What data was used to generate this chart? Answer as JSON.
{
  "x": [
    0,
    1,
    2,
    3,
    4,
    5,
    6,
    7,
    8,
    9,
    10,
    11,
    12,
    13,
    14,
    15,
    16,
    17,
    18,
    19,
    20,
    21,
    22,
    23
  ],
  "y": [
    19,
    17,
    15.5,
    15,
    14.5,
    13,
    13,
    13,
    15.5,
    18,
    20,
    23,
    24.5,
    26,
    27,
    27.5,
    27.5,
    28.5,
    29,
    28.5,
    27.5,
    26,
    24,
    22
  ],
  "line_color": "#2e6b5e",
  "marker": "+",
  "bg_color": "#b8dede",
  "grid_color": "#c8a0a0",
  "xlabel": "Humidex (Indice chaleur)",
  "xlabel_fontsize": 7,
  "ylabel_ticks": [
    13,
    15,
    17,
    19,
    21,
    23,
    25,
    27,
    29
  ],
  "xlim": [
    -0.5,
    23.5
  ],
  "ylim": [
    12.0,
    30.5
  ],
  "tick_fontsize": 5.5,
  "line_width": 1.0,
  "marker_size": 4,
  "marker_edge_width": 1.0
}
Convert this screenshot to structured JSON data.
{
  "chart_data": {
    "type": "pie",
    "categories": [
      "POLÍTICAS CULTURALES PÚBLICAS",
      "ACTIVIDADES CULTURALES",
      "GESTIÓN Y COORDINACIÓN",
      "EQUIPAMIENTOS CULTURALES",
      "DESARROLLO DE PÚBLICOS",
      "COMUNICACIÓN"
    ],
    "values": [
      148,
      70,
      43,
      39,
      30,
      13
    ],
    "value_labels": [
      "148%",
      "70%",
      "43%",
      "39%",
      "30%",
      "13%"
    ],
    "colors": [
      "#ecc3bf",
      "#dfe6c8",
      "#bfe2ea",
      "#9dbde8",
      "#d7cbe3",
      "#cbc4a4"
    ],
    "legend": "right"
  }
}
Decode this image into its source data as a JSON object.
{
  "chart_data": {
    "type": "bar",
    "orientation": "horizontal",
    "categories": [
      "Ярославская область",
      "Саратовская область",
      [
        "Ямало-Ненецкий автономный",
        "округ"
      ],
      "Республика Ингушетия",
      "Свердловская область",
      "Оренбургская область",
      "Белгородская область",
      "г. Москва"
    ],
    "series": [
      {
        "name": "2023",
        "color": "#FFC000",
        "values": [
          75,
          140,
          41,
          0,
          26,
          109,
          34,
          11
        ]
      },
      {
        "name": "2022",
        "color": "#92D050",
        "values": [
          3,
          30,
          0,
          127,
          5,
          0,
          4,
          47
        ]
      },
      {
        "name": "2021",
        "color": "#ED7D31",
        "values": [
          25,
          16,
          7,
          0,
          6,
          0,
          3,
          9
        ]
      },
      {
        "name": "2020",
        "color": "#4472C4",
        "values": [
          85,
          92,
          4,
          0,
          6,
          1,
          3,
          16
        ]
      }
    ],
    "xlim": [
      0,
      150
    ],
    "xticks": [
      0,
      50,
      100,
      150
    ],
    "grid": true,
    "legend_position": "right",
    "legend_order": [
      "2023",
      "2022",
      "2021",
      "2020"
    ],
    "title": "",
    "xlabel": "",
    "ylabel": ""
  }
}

--

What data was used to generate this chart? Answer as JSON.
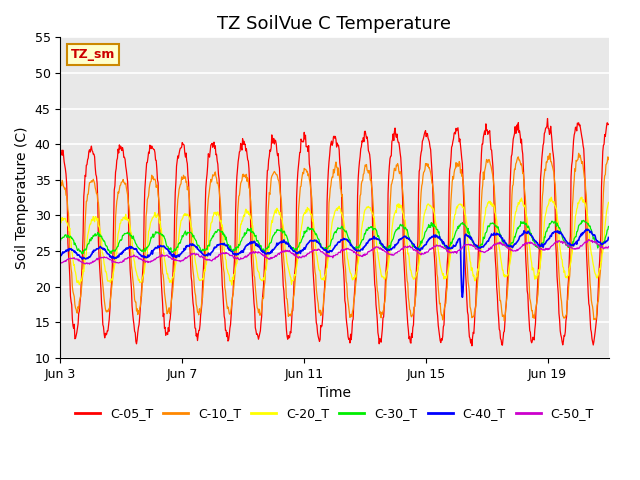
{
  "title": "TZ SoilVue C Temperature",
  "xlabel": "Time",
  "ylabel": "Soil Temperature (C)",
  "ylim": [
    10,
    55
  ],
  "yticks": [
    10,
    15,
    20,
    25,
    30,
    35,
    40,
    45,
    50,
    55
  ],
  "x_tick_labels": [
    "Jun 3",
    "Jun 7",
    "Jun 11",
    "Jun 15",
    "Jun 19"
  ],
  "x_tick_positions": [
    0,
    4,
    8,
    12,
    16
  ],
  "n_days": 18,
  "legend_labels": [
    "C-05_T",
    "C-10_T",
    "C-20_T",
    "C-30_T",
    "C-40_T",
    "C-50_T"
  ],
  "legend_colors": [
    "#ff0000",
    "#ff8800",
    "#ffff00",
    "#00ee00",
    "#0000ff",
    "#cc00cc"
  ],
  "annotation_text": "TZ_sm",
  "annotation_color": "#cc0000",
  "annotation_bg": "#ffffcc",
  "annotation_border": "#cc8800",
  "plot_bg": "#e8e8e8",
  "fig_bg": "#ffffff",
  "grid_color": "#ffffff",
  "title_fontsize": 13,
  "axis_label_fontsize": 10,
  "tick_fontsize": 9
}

> **TASK OBJECTIVE**: From the data above, copy each line where the string "JSON" appears.

> **PROBLEM SOLUTION**:
What data was used to generate this chart? Answer as JSON.
Convert this screenshot to structured JSON data.
Decode this image into its source data as a JSON object.
What data was used to generate this chart? Answer as JSON.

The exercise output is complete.